RECORDS SUPPLIED.
● ● ● ● ● ● ●
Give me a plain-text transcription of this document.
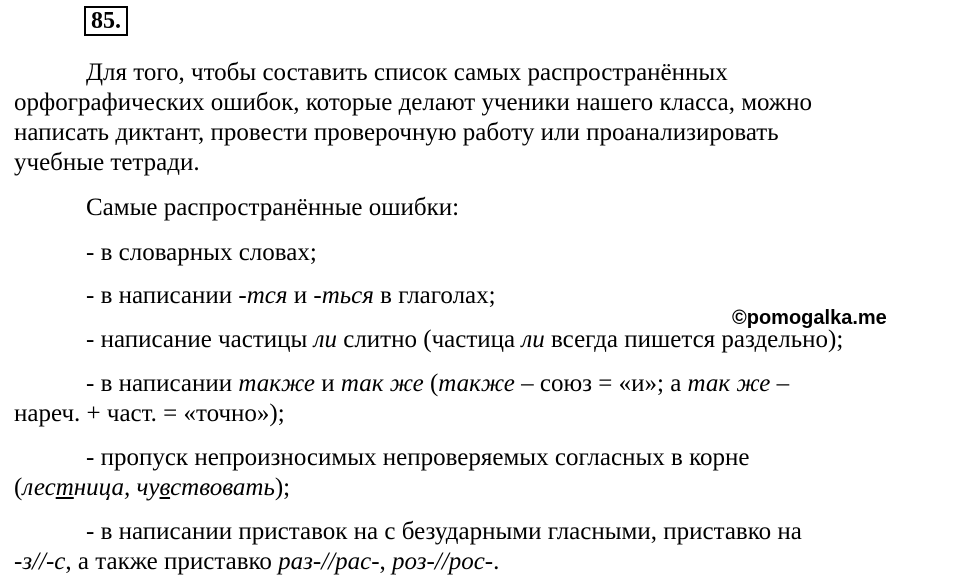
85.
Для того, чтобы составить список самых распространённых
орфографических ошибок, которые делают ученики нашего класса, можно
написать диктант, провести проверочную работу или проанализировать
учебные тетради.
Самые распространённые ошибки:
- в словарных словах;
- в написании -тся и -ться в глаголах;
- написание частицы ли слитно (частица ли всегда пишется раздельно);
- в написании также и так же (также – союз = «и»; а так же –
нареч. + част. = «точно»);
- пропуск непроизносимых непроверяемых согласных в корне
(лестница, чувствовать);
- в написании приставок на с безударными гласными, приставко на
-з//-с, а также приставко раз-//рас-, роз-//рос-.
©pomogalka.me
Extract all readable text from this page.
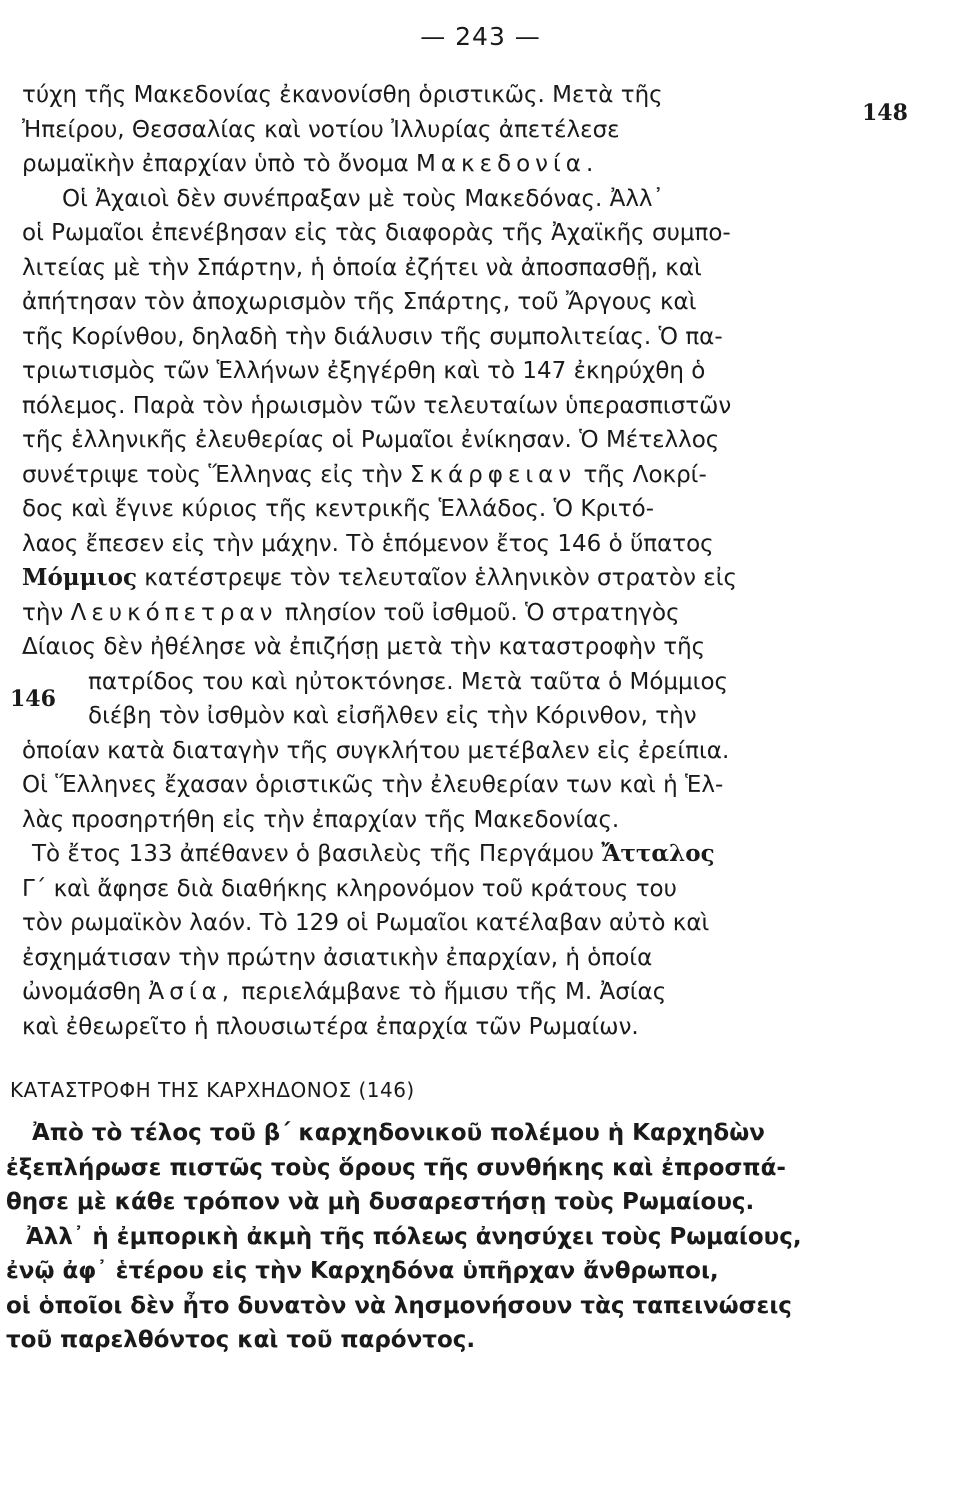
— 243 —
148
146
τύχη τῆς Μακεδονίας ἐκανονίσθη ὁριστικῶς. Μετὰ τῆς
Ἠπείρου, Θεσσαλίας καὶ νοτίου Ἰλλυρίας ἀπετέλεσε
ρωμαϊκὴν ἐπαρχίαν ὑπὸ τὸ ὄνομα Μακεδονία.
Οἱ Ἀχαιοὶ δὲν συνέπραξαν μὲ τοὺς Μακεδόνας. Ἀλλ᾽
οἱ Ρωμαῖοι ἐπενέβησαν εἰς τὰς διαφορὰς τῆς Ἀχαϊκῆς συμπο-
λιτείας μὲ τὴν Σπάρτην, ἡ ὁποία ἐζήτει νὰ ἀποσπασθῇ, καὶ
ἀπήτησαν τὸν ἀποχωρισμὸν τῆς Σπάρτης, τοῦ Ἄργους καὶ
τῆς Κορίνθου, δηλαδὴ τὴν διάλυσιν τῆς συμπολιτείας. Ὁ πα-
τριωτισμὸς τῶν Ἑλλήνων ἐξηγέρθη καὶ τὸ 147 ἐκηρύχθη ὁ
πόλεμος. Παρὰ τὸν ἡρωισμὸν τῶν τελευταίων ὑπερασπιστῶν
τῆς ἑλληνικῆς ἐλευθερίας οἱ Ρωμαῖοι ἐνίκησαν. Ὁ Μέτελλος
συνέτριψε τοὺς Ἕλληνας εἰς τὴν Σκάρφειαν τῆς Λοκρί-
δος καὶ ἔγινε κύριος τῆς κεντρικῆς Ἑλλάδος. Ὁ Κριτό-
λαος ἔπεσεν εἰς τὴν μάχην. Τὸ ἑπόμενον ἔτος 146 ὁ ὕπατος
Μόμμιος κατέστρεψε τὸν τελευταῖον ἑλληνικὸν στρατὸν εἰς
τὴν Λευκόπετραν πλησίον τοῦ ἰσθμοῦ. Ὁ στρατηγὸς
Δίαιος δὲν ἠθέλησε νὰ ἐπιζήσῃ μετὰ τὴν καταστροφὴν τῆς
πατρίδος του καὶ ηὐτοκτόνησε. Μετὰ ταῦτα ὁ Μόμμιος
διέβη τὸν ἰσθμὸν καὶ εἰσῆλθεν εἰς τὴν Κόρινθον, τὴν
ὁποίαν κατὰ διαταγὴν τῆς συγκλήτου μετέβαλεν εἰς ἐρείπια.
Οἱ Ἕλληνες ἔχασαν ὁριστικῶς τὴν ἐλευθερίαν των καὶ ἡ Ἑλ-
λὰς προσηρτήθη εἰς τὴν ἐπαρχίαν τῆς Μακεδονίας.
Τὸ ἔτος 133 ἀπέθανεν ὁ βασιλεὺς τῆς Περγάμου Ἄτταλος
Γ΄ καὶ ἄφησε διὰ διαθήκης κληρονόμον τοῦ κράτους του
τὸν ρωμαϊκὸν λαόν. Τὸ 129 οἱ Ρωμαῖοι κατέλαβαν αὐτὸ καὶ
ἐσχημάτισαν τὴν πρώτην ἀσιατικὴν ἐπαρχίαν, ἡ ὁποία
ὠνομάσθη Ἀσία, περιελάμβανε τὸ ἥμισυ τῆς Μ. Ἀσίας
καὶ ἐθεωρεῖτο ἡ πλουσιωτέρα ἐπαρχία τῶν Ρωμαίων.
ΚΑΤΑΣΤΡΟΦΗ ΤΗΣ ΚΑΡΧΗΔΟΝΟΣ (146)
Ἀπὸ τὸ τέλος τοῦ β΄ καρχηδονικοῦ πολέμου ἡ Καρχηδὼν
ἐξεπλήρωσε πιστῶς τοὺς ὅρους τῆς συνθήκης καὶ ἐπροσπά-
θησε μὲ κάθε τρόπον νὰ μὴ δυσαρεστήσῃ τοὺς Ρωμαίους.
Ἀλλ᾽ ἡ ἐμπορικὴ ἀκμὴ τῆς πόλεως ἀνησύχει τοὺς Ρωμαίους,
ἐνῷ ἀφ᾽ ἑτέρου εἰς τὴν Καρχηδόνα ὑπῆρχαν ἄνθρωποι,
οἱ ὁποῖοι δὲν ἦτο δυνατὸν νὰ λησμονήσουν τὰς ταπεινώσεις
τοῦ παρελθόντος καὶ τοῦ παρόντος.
● ● ● ● ● ● ●
INSTRUCTION.
From the listing above, copy all lines holding the word "ὁριστικῶς".

CORRECT RESPONSE.
τύχη τῆς Μακεδονίας ἐκανονίσθη ὁριστικῶς. Μετὰ τῆς
Οἱ Ἕλληνες ἔχασαν ὁριστικῶς τὴν ἐλευθερίαν των καὶ ἡ Ἑλ-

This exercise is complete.